* _AIM OF THE EXERCISE_
Write out all lines holding the word "Efficiency".
··· GIVEN DATA ···
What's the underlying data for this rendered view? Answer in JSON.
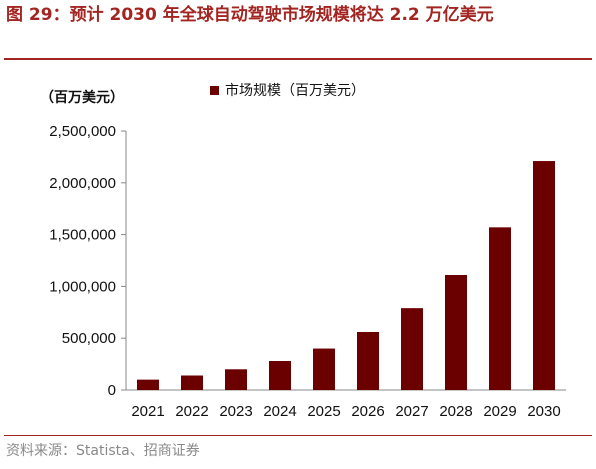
{
  "figure": {
    "title": "图 29：预计 2030 年全球自动驾驶市场规模将达 2.2 万亿美元",
    "unit": "（百万美元）",
    "source": "资料来源：Statista、招商证券"
  },
  "colors": {
    "accent": "#a32521",
    "bar": "#6b0000"
  },
  "chart_data": {
    "type": "bar",
    "categories": [
      "2021",
      "2022",
      "2023",
      "2024",
      "2025",
      "2026",
      "2027",
      "2028",
      "2029",
      "2030"
    ],
    "series": [
      {
        "name": "市场规模（百万美元）",
        "values": [
          100000,
          140000,
          200000,
          280000,
          400000,
          560000,
          790000,
          1110000,
          1570000,
          2210000
        ]
      }
    ],
    "y_ticks": [
      "0",
      "500,000",
      "1,000,000",
      "1,500,000",
      "2,000,000",
      "2,500,000"
    ],
    "ylim": [
      0,
      2500000
    ],
    "legend": "top-center",
    "grid": false
  }
}
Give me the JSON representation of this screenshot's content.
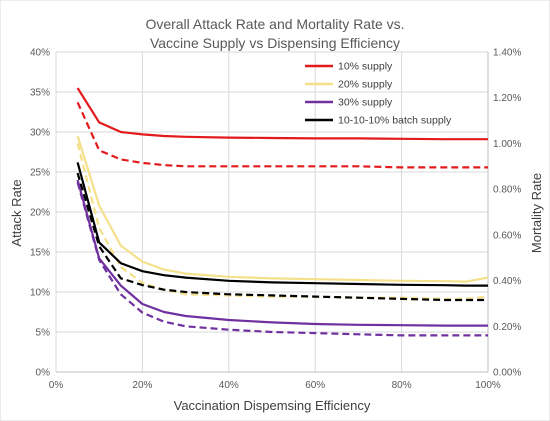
{
  "chart_data": {
    "type": "line",
    "title_lines": [
      "Overall Attack Rate and Mortality Rate vs.",
      "Vaccine Supply vs Dispensing Efficiency"
    ],
    "xlabel": "Vaccination Dispemsing Efficiency",
    "ylabel": "Attack Rate",
    "y2label": "Mortality Rate",
    "xlim": [
      0,
      100
    ],
    "ylim": [
      0,
      40
    ],
    "y2lim": [
      0,
      1.4
    ],
    "x_ticks": [
      "0%",
      "20%",
      "40%",
      "60%",
      "80%",
      "100%"
    ],
    "y_ticks": [
      "0%",
      "5%",
      "10%",
      "15%",
      "20%",
      "25%",
      "30%",
      "35%",
      "40%"
    ],
    "y2_ticks": [
      "0.00%",
      "0.20%",
      "0.40%",
      "0.60%",
      "0.80%",
      "1.00%",
      "1.20%",
      "1.40%"
    ],
    "grid": true,
    "legend_position": "top-right",
    "x": [
      5,
      10,
      15,
      20,
      25,
      30,
      40,
      50,
      60,
      70,
      80,
      90,
      95,
      100
    ],
    "series": [
      {
        "name": "10% supply",
        "color": "#e31a1c",
        "attack_rate": [
          35.5,
          31.2,
          30.0,
          29.7,
          29.5,
          29.4,
          29.3,
          29.25,
          29.2,
          29.2,
          29.15,
          29.1,
          29.1,
          29.1
        ],
        "mortality_rate": [
          1.18,
          0.97,
          0.93,
          0.915,
          0.905,
          0.9,
          0.9,
          0.9,
          0.9,
          0.9,
          0.895,
          0.895,
          0.895,
          0.895
        ]
      },
      {
        "name": "20% supply",
        "color": "#f5e08a",
        "attack_rate": [
          29.5,
          20.8,
          15.8,
          13.8,
          12.8,
          12.3,
          11.9,
          11.7,
          11.6,
          11.5,
          11.4,
          11.35,
          11.3,
          11.8
        ],
        "mortality_rate": [
          1.0,
          0.63,
          0.46,
          0.39,
          0.36,
          0.34,
          0.335,
          0.33,
          0.33,
          0.325,
          0.325,
          0.32,
          0.32,
          0.33
        ]
      },
      {
        "name": "30% supply",
        "color": "#7030a0",
        "attack_rate": [
          24.0,
          14.2,
          10.8,
          8.5,
          7.5,
          7.0,
          6.5,
          6.2,
          6.0,
          5.9,
          5.85,
          5.8,
          5.8,
          5.8
        ],
        "mortality_rate": [
          0.83,
          0.49,
          0.34,
          0.26,
          0.22,
          0.2,
          0.185,
          0.175,
          0.17,
          0.165,
          0.16,
          0.16,
          0.16,
          0.16
        ]
      },
      {
        "name": "10-10-10% batch supply",
        "color": "#000000",
        "attack_rate": [
          26.2,
          16.2,
          13.6,
          12.6,
          12.1,
          11.8,
          11.4,
          11.2,
          11.1,
          11.0,
          10.9,
          10.85,
          10.8,
          10.8
        ],
        "mortality_rate": [
          0.87,
          0.55,
          0.41,
          0.38,
          0.36,
          0.35,
          0.34,
          0.335,
          0.33,
          0.325,
          0.32,
          0.315,
          0.315,
          0.315
        ]
      }
    ]
  }
}
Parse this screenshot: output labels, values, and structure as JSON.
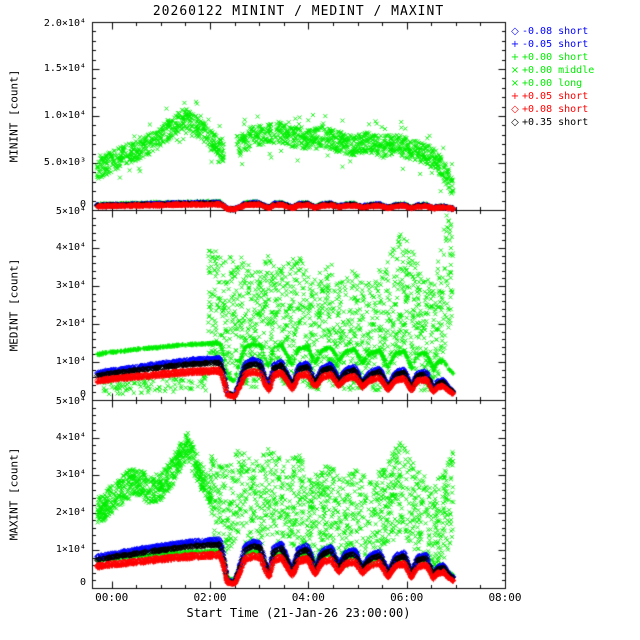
{
  "page": {
    "background": "#ffffff"
  },
  "chart_data": {
    "type": "scatter",
    "title": "20260122 MININT / MEDINT / MAXINT",
    "xlabel": "Start Time (21-Jan-26 23:00:00)",
    "colors": {
      "green": "#00ee00",
      "blue": "#0000ff",
      "red": "#ff0000",
      "black": "#000000"
    },
    "x_axis": {
      "note": "t is hours after 21-Jan-26 23:00",
      "range": [
        0.6,
        9.0
      ],
      "major_ticks": [
        {
          "t": 1,
          "label": "00:00"
        },
        {
          "t": 3,
          "label": "02:00"
        },
        {
          "t": 5,
          "label": "04:00"
        },
        {
          "t": 7,
          "label": "06:00"
        },
        {
          "t": 9,
          "label": "08:00"
        }
      ],
      "minor_step": 0.5
    },
    "gap": [
      3.28,
      3.55
    ],
    "panels": [
      {
        "name": "MININT",
        "ylabel": "MININT [count]",
        "ylim": [
          0,
          20000
        ],
        "minor_step": 1000,
        "yticks": [
          {
            "v": 0,
            "label": "0"
          },
          {
            "v": 5000,
            "label": "5.0×10³"
          },
          {
            "v": 10000,
            "label": "1.0×10⁴"
          },
          {
            "v": 15000,
            "label": "1.5×10⁴"
          },
          {
            "v": 20000,
            "label": "2.0×10⁴"
          }
        ]
      },
      {
        "name": "MEDINT",
        "ylabel": "MEDINT [count]",
        "ylim": [
          0,
          50000
        ],
        "minor_step": 2000,
        "yticks": [
          {
            "v": 0,
            "label": "0"
          },
          {
            "v": 10000,
            "label": "1×10⁴"
          },
          {
            "v": 20000,
            "label": "2×10⁴"
          },
          {
            "v": 30000,
            "label": "3×10⁴"
          },
          {
            "v": 40000,
            "label": "4×10⁴"
          },
          {
            "v": 50000,
            "label": "5×10⁴"
          }
        ]
      },
      {
        "name": "MAXINT",
        "ylabel": "MAXINT [count]",
        "ylim": [
          0,
          50000
        ],
        "minor_step": 2000,
        "yticks": [
          {
            "v": 0,
            "label": "0"
          },
          {
            "v": 10000,
            "label": "1×10⁴"
          },
          {
            "v": 20000,
            "label": "2×10⁴"
          },
          {
            "v": 30000,
            "label": "3×10⁴"
          },
          {
            "v": 40000,
            "label": "4×10⁴"
          },
          {
            "v": 50000,
            "label": "5×10⁴"
          }
        ]
      }
    ],
    "legend": [
      {
        "symbol": "◇",
        "symbol_name": "diamond",
        "color": "blue",
        "label": "-0.08 short"
      },
      {
        "symbol": "+",
        "symbol_name": "plus",
        "color": "blue",
        "label": "-0.05 short"
      },
      {
        "symbol": "+",
        "symbol_name": "plus",
        "color": "green",
        "label": "+0.00 short"
      },
      {
        "symbol": "×",
        "symbol_name": "cross",
        "color": "green",
        "label": "+0.00 middle"
      },
      {
        "symbol": "×",
        "symbol_name": "cross",
        "color": "green",
        "label": "+0.00 long"
      },
      {
        "symbol": "+",
        "symbol_name": "plus",
        "color": "red",
        "label": "+0.05 short"
      },
      {
        "symbol": "◇",
        "symbol_name": "diamond",
        "color": "red",
        "label": "+0.08 short"
      },
      {
        "symbol": "◇",
        "symbol_name": "diamond",
        "color": "black",
        "label": "+0.35 short"
      }
    ],
    "band_shape": [
      [
        0.7,
        0.6
      ],
      [
        1.0,
        0.66
      ],
      [
        1.4,
        0.72
      ],
      [
        1.8,
        0.78
      ],
      [
        2.2,
        0.84
      ],
      [
        2.6,
        0.89
      ],
      [
        3.0,
        0.92
      ],
      [
        3.2,
        0.93
      ],
      [
        3.28,
        0.6
      ],
      [
        3.35,
        0.15
      ],
      [
        3.5,
        0.1
      ],
      [
        3.6,
        0.4
      ],
      [
        3.72,
        0.82
      ],
      [
        3.88,
        0.9
      ],
      [
        4.02,
        0.86
      ],
      [
        4.12,
        0.5
      ],
      [
        4.2,
        0.3
      ],
      [
        4.3,
        0.78
      ],
      [
        4.45,
        0.86
      ],
      [
        4.58,
        0.55
      ],
      [
        4.68,
        0.32
      ],
      [
        4.8,
        0.76
      ],
      [
        4.98,
        0.82
      ],
      [
        5.14,
        0.38
      ],
      [
        5.28,
        0.72
      ],
      [
        5.46,
        0.8
      ],
      [
        5.62,
        0.44
      ],
      [
        5.76,
        0.68
      ],
      [
        5.94,
        0.74
      ],
      [
        6.1,
        0.4
      ],
      [
        6.25,
        0.62
      ],
      [
        6.45,
        0.7
      ],
      [
        6.62,
        0.3
      ],
      [
        6.78,
        0.62
      ],
      [
        6.95,
        0.68
      ],
      [
        7.1,
        0.28
      ],
      [
        7.22,
        0.6
      ],
      [
        7.4,
        0.64
      ],
      [
        7.55,
        0.24
      ],
      [
        7.62,
        0.4
      ],
      [
        7.75,
        0.44
      ],
      [
        7.85,
        0.28
      ],
      [
        7.95,
        0.2
      ]
    ],
    "envelopes": {
      "p1cloud": [
        [
          0.7,
          4200
        ],
        [
          0.95,
          5000
        ],
        [
          1.2,
          5700
        ],
        [
          1.45,
          6200
        ],
        [
          1.7,
          6800
        ],
        [
          1.95,
          7600
        ],
        [
          2.2,
          8700
        ],
        [
          2.45,
          9700
        ],
        [
          2.6,
          9500
        ],
        [
          2.8,
          8600
        ],
        [
          3.0,
          7600
        ],
        [
          3.2,
          6400
        ],
        [
          3.6,
          6800
        ],
        [
          3.8,
          7700
        ],
        [
          4.1,
          8000
        ],
        [
          4.4,
          8300
        ],
        [
          4.7,
          7800
        ],
        [
          5.0,
          7400
        ],
        [
          5.3,
          7800
        ],
        [
          5.6,
          7300
        ],
        [
          5.9,
          6900
        ],
        [
          6.2,
          7200
        ],
        [
          6.5,
          6800
        ],
        [
          6.8,
          7000
        ],
        [
          7.1,
          6400
        ],
        [
          7.4,
          6000
        ],
        [
          7.6,
          5200
        ],
        [
          7.75,
          4200
        ],
        [
          7.88,
          3000
        ],
        [
          7.95,
          2200
        ]
      ],
      "p2tall": [
        [
          2.95,
          26000
        ],
        [
          3.2,
          22000
        ],
        [
          3.6,
          22000
        ],
        [
          3.9,
          18000
        ],
        [
          4.2,
          24000
        ],
        [
          4.5,
          20000
        ],
        [
          4.8,
          22000
        ],
        [
          5.1,
          17000
        ],
        [
          5.4,
          21000
        ],
        [
          5.7,
          16000
        ],
        [
          6.0,
          19000
        ],
        [
          6.3,
          15000
        ],
        [
          6.6,
          22000
        ],
        [
          6.9,
          28000
        ],
        [
          7.1,
          24000
        ],
        [
          7.3,
          18000
        ],
        [
          7.55,
          14000
        ],
        [
          7.7,
          25000
        ],
        [
          7.85,
          35000
        ],
        [
          7.95,
          38000
        ]
      ],
      "p2low": [
        [
          0.7,
          3000
        ],
        [
          2.95,
          4500
        ]
      ],
      "p3pre": [
        [
          0.7,
          20000
        ],
        [
          0.95,
          23000
        ],
        [
          1.2,
          26000
        ],
        [
          1.45,
          28500
        ],
        [
          1.6,
          27500
        ],
        [
          1.8,
          26000
        ],
        [
          2.0,
          27000
        ],
        [
          2.2,
          30000
        ],
        [
          2.4,
          35000
        ],
        [
          2.55,
          37500
        ],
        [
          2.7,
          33000
        ],
        [
          2.85,
          29000
        ],
        [
          3.02,
          26000
        ]
      ],
      "p3post": [
        [
          3.0,
          24000
        ],
        [
          3.3,
          20000
        ],
        [
          3.6,
          26000
        ],
        [
          3.9,
          21000
        ],
        [
          4.2,
          26000
        ],
        [
          4.5,
          21000
        ],
        [
          4.8,
          24000
        ],
        [
          5.1,
          18000
        ],
        [
          5.4,
          22000
        ],
        [
          5.7,
          17000
        ],
        [
          6.0,
          20000
        ],
        [
          6.3,
          16000
        ],
        [
          6.6,
          23000
        ],
        [
          6.9,
          27000
        ],
        [
          7.2,
          21000
        ],
        [
          7.5,
          15000
        ],
        [
          7.7,
          18000
        ],
        [
          7.85,
          22000
        ],
        [
          7.95,
          25000
        ]
      ]
    },
    "series": [
      {
        "panel": 0,
        "name": "+0.00 long",
        "kind": "cloud",
        "marker": "x",
        "color": "green",
        "env": "p1cloud",
        "n": 1500,
        "spread": 1100,
        "clip": [
          150,
          19000
        ],
        "skip_gap": true
      },
      {
        "panel": 0,
        "name": "+0.00 middle",
        "kind": "cloud",
        "marker": "x",
        "color": "green",
        "env": "p1cloud",
        "n": 130,
        "spread": 2600,
        "clip": [
          1200,
          12500
        ],
        "skip_gap": true
      },
      {
        "panel": 0,
        "name": "+0.00 short",
        "kind": "band",
        "marker": "+",
        "color": "green",
        "amp": 950,
        "spread": 140,
        "n": 700
      },
      {
        "panel": 0,
        "name": "-0.05 short",
        "kind": "band",
        "marker": "+",
        "color": "blue",
        "amp": 780,
        "spread": 130,
        "n": 650
      },
      {
        "panel": 0,
        "name": "-0.08 short",
        "kind": "band",
        "marker": "d",
        "color": "blue",
        "amp": 820,
        "spread": 130,
        "n": 600
      },
      {
        "panel": 0,
        "name": "+0.35 short",
        "kind": "band",
        "marker": "d",
        "color": "black",
        "amp": 720,
        "spread": 130,
        "n": 600
      },
      {
        "panel": 0,
        "name": "+0.05 short",
        "kind": "band",
        "marker": "+",
        "color": "red",
        "amp": 600,
        "spread": 120,
        "n": 650
      },
      {
        "panel": 0,
        "name": "+0.08 short",
        "kind": "band",
        "marker": "d",
        "color": "red",
        "amp": 650,
        "spread": 120,
        "n": 600
      },
      {
        "panel": 1,
        "name": "+0.00 long",
        "kind": "cloud",
        "marker": "x",
        "color": "green",
        "env": "p2tall",
        "n": 1600,
        "spread": 16000,
        "clip": [
          2500,
          49500
        ],
        "trange": [
          2.95,
          7.95
        ]
      },
      {
        "panel": 1,
        "name": "+0.00 middle",
        "kind": "cloud",
        "marker": "x",
        "color": "green",
        "env": "p2low",
        "n": 110,
        "spread": 2000,
        "clip": [
          800,
          9000
        ],
        "trange": [
          0.75,
          2.95
        ]
      },
      {
        "panel": 1,
        "name": "+0.00 short",
        "kind": "band",
        "marker": "+",
        "color": "green",
        "amp": 15500,
        "gamma": 0.5,
        "spread": 350,
        "n": 900
      },
      {
        "panel": 1,
        "name": "-0.05 short",
        "kind": "band",
        "marker": "+",
        "color": "blue",
        "amp": 11200,
        "spread": 300,
        "n": 800
      },
      {
        "panel": 1,
        "name": "-0.08 short",
        "kind": "band",
        "marker": "d",
        "color": "blue",
        "amp": 11800,
        "spread": 300,
        "n": 700
      },
      {
        "panel": 1,
        "name": "+0.35 short",
        "kind": "band",
        "marker": "d",
        "color": "black",
        "amp": 10600,
        "spread": 300,
        "n": 700
      },
      {
        "panel": 1,
        "name": "+0.05 short",
        "kind": "band",
        "marker": "+",
        "color": "red",
        "amp": 7800,
        "spread": 280,
        "n": 800
      },
      {
        "panel": 1,
        "name": "+0.08 short",
        "kind": "band",
        "marker": "d",
        "color": "red",
        "amp": 8600,
        "spread": 280,
        "n": 700
      },
      {
        "panel": 2,
        "name": "+0.00 long",
        "kind": "cloud",
        "marker": "x",
        "color": "green",
        "env": "p3pre",
        "n": 700,
        "spread": 3800,
        "clip": [
          8000,
          48000
        ],
        "trange": [
          0.7,
          3.02
        ]
      },
      {
        "panel": 2,
        "name": "+0.00 middle",
        "kind": "cloud",
        "marker": "x",
        "color": "green",
        "env": "p3post",
        "n": 1400,
        "spread": 12000,
        "clip": [
          3000,
          47000
        ],
        "trange": [
          3.0,
          7.95
        ]
      },
      {
        "panel": 2,
        "name": "+0.00 short",
        "kind": "band",
        "marker": "+",
        "color": "green",
        "amp": 10400,
        "gamma": 0.7,
        "spread": 350,
        "n": 800
      },
      {
        "panel": 2,
        "name": "-0.05 short",
        "kind": "band",
        "marker": "+",
        "color": "blue",
        "amp": 13100,
        "spread": 330,
        "n": 800
      },
      {
        "panel": 2,
        "name": "-0.08 short",
        "kind": "band",
        "marker": "d",
        "color": "blue",
        "amp": 13800,
        "spread": 330,
        "n": 700
      },
      {
        "panel": 2,
        "name": "+0.35 short",
        "kind": "band",
        "marker": "d",
        "color": "black",
        "amp": 12400,
        "spread": 330,
        "n": 700
      },
      {
        "panel": 2,
        "name": "+0.05 short",
        "kind": "band",
        "marker": "+",
        "color": "red",
        "amp": 8900,
        "spread": 300,
        "n": 800
      },
      {
        "panel": 2,
        "name": "+0.08 short",
        "kind": "band",
        "marker": "d",
        "color": "red",
        "amp": 9800,
        "spread": 300,
        "n": 700
      }
    ]
  }
}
···
* _OUTPUT OF THE EXERCISE_
      "Vaccine Supply vs Dispensing Efficiency"
    "xlabel": "Vaccination Dispemsing Efficiency",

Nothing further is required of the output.